WHAT YOU SHOULD DO — Extract, exactly as written, the line that contains "What data populates" and all lines after it through the end of the records. Omit pictures.

Records from a collection of figures:

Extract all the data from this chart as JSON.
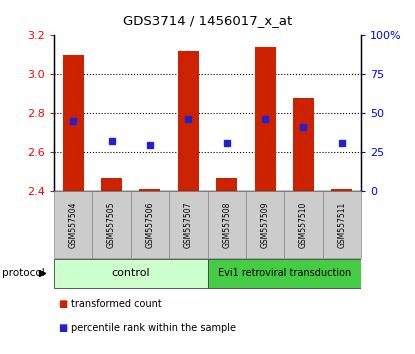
{
  "title": "GDS3714 / 1456017_x_at",
  "samples": [
    "GSM557504",
    "GSM557505",
    "GSM557506",
    "GSM557507",
    "GSM557508",
    "GSM557509",
    "GSM557510",
    "GSM557511"
  ],
  "bar_bottom": 2.4,
  "bar_top": [
    3.1,
    2.47,
    2.41,
    3.12,
    2.47,
    3.14,
    2.88,
    2.41
  ],
  "blue_y": [
    2.76,
    2.66,
    2.635,
    2.77,
    2.645,
    2.77,
    2.73,
    2.645
  ],
  "ylim": [
    2.4,
    3.2
  ],
  "yticks_left": [
    2.4,
    2.6,
    2.8,
    3.0,
    3.2
  ],
  "yticks_right_vals": [
    0,
    25,
    50,
    75,
    100
  ],
  "yticks_right_labels": [
    "0",
    "25",
    "50",
    "75",
    "100%"
  ],
  "bar_color": "#cc2200",
  "blue_color": "#2222cc",
  "control_label": "control",
  "treatment_label": "Evi1 retroviral transduction",
  "protocol_label": "protocol",
  "legend_transformed": "transformed count",
  "legend_percentile": "percentile rank within the sample",
  "control_bg": "#ccffcc",
  "treatment_bg": "#44cc44",
  "sample_bg": "#cccccc",
  "n_control": 4,
  "n_treatment": 4
}
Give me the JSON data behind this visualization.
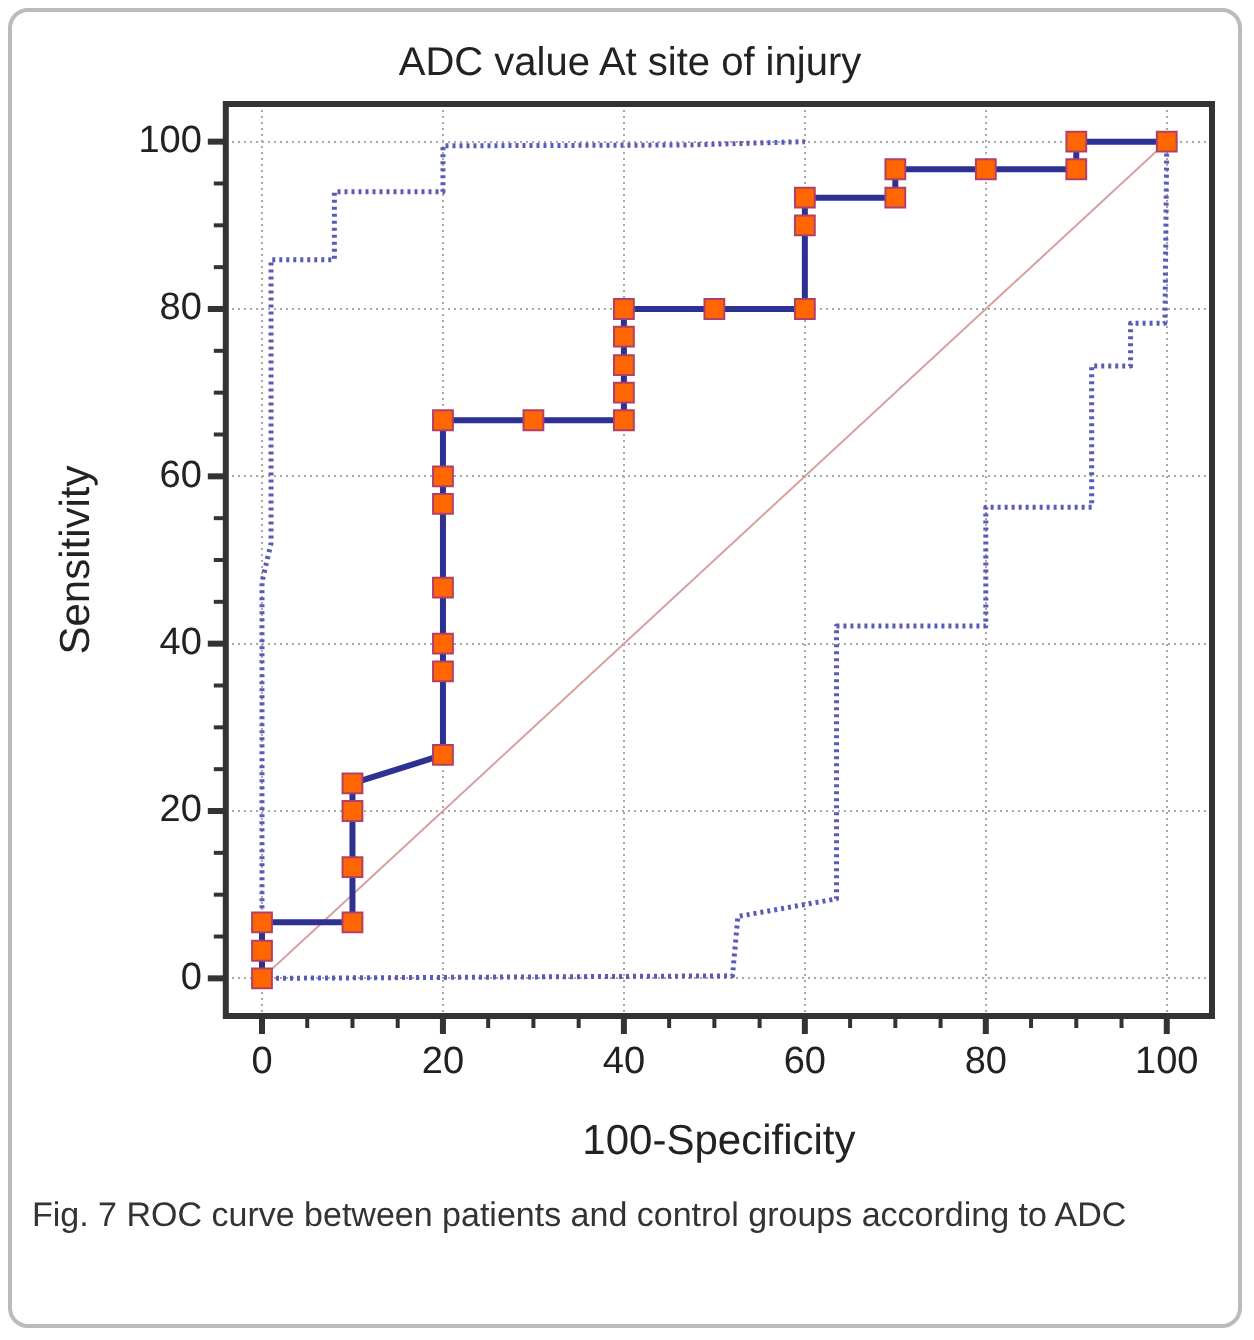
{
  "chart_data": {
    "type": "line",
    "title": "ADC value At site of injury",
    "xlabel": "100-Specificity",
    "ylabel": "Sensitivity",
    "xlim": [
      -4,
      105
    ],
    "ylim": [
      -4.5,
      104.5
    ],
    "xticks": [
      0,
      {
        "value": 5,
        "label": null
      },
      20,
      {
        "value": 10,
        "label": null
      },
      {
        "value": 15,
        "label": null
      },
      {
        "value": 25,
        "label": null
      },
      {
        "value": 30,
        "label": null
      },
      {
        "value": 35,
        "label": null
      },
      40,
      {
        "value": 45,
        "label": null
      },
      {
        "value": 50,
        "label": null
      },
      {
        "value": 55,
        "label": null
      },
      60,
      {
        "value": 65,
        "label": null
      },
      {
        "value": 70,
        "label": null
      },
      {
        "value": 75,
        "label": null
      },
      80,
      {
        "value": 85,
        "label": null
      },
      {
        "value": 90,
        "label": null
      },
      {
        "value": 95,
        "label": null
      },
      100
    ],
    "yticks": [
      0,
      {
        "value": 5,
        "label": null
      },
      {
        "value": 10,
        "label": null
      },
      {
        "value": 15,
        "label": null
      },
      20,
      {
        "value": 25,
        "label": null
      },
      {
        "value": 30,
        "label": null
      },
      {
        "value": 35,
        "label": null
      },
      40,
      {
        "value": 45,
        "label": null
      },
      {
        "value": 50,
        "label": null
      },
      {
        "value": 55,
        "label": null
      },
      60,
      {
        "value": 65,
        "label": null
      },
      {
        "value": 70,
        "label": null
      },
      {
        "value": 75,
        "label": null
      },
      80,
      {
        "value": 85,
        "label": null
      },
      {
        "value": 90,
        "label": null
      },
      {
        "value": 95,
        "label": null
      },
      100
    ],
    "grid": true,
    "legend": false,
    "series": [
      {
        "color": "#d9a0a0",
        "line_style": "solid",
        "x": [
          0,
          100
        ],
        "values": [
          0,
          100
        ]
      },
      {
        "color": "#5a5ab8",
        "line_style": "dotted",
        "x": [
          0,
          0,
          1,
          1,
          8,
          8,
          20,
          20,
          47,
          60
        ],
        "values": [
          0,
          47.4,
          52,
          85.9,
          85.9,
          94,
          94,
          99.5,
          99.6,
          100
        ]
      },
      {
        "color": "#5a5ab8",
        "line_style": "dotted",
        "x": [
          0,
          52,
          52.6,
          63.5,
          63.5,
          80,
          80,
          91.7,
          91.7,
          96,
          96,
          99.8,
          100
        ],
        "values": [
          0,
          0.3,
          7.4,
          9.5,
          42.1,
          42.1,
          56.3,
          56.3,
          73.2,
          73.2,
          78.3,
          78.3,
          100
        ]
      },
      {
        "color": "#2e3192",
        "marker": "square",
        "colors": [
          "#ff6600",
          "#ff6600",
          "#ff6600",
          "#ff6600",
          "#ff6600",
          "#ff6600",
          "#ff6600",
          "#ff6600",
          "#ff6600",
          "#ff6600",
          "#ff6600",
          "#ff6600",
          "#ff6600",
          "#ff6600",
          "#ff6600",
          "#ff6600",
          "#ff6600",
          "#ff6600",
          "#ff6600",
          "#ff6600",
          "#ff6600",
          "#ff6600",
          "#ff6600",
          "#ff6600",
          "#ff6600",
          "#ff6600",
          "#ff6600",
          "#ff6600",
          "#ff6600",
          "#ff6600"
        ],
        "line_style": "solid",
        "x": [
          0,
          0,
          0,
          10,
          10,
          10,
          10,
          20,
          20,
          20,
          20,
          20,
          20,
          20,
          30,
          40,
          40,
          40,
          40,
          40,
          50,
          60,
          60,
          60,
          70,
          70,
          80,
          90,
          90,
          100
        ],
        "values": [
          0,
          3.3,
          6.7,
          6.7,
          13.3,
          20,
          23.3,
          26.7,
          36.7,
          40,
          46.7,
          56.7,
          60,
          66.7,
          66.7,
          66.7,
          70,
          73.3,
          76.7,
          80,
          80,
          80,
          90,
          93.3,
          93.3,
          96.7,
          96.7,
          96.7,
          100,
          100
        ]
      }
    ],
    "annotations": [
      "Fig. 7 ROC curve between patients and control groups according to ADC"
    ]
  }
}
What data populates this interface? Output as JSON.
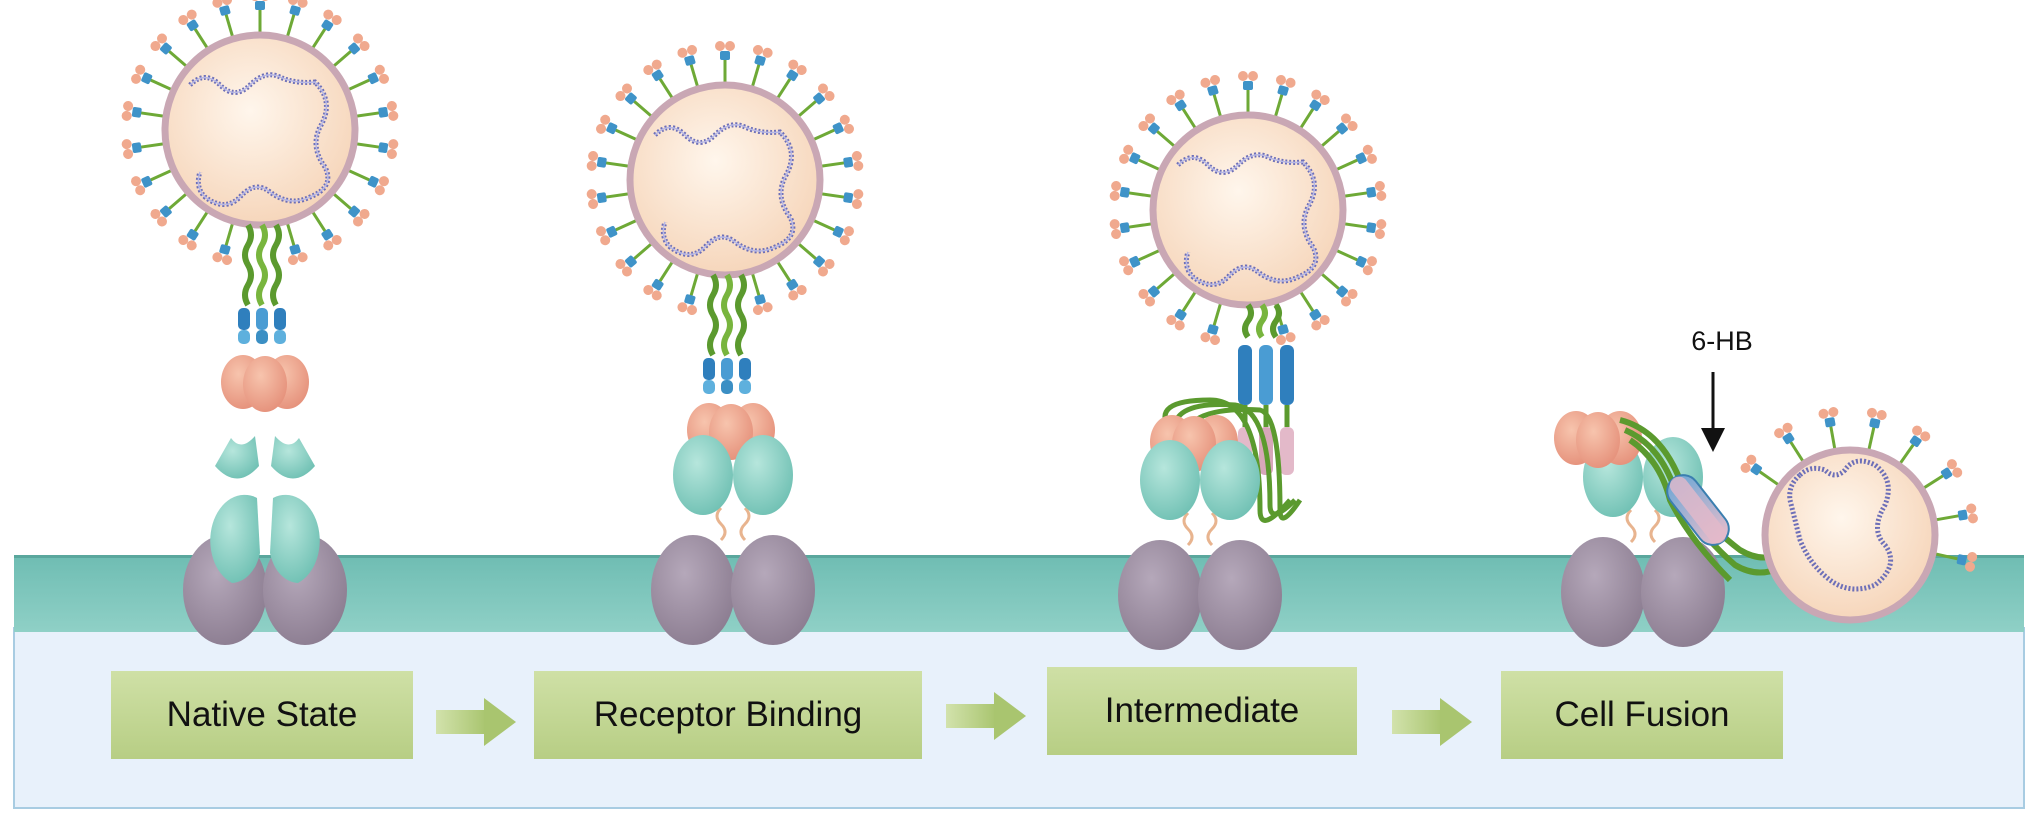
{
  "stages": [
    {
      "label": "Native State"
    },
    {
      "label": "Receptor Binding"
    },
    {
      "label": "Intermediate"
    },
    {
      "label": "Cell Fusion"
    }
  ],
  "annotation": {
    "label": "6-HB"
  },
  "colors": {
    "membrane": "#7ec6bd",
    "cytoplasm": "#e9f2fb",
    "stage_box": "#c3d894",
    "virion": "#fbe3cc",
    "envelope": "#c9a7b4",
    "receptor": "#9a8b9e",
    "binding_domain": "#8fd1c6",
    "rbd": "#f0a98e",
    "stalk": "#5b9a2e",
    "helix": "#3b8fc4",
    "helix2": "#e3b9c9",
    "rna": "#6d6fb8"
  },
  "icons": [
    "virion",
    "spike-protein",
    "host-receptor",
    "membrane",
    "flow-arrow",
    "down-arrow"
  ]
}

RESPONSE TO THE EXERCISE —
What data populates this interface? Output as JSON.
{
  "stages": [
    {
      "label": "Native State"
    },
    {
      "label": "Receptor Binding"
    },
    {
      "label": "Intermediate"
    },
    {
      "label": "Cell Fusion"
    }
  ],
  "annotation": {
    "label": "6-HB"
  },
  "colors": {
    "membrane": "#7ec6bd",
    "cytoplasm": "#e9f2fb",
    "stage_box": "#c3d894",
    "virion": "#fbe3cc",
    "envelope": "#c9a7b4",
    "receptor": "#9a8b9e",
    "binding_domain": "#8fd1c6",
    "rbd": "#f0a98e",
    "stalk": "#5b9a2e",
    "helix": "#3b8fc4",
    "helix2": "#e3b9c9",
    "rna": "#6d6fb8"
  },
  "icons": [
    "virion",
    "spike-protein",
    "host-receptor",
    "membrane",
    "flow-arrow",
    "down-arrow"
  ]
}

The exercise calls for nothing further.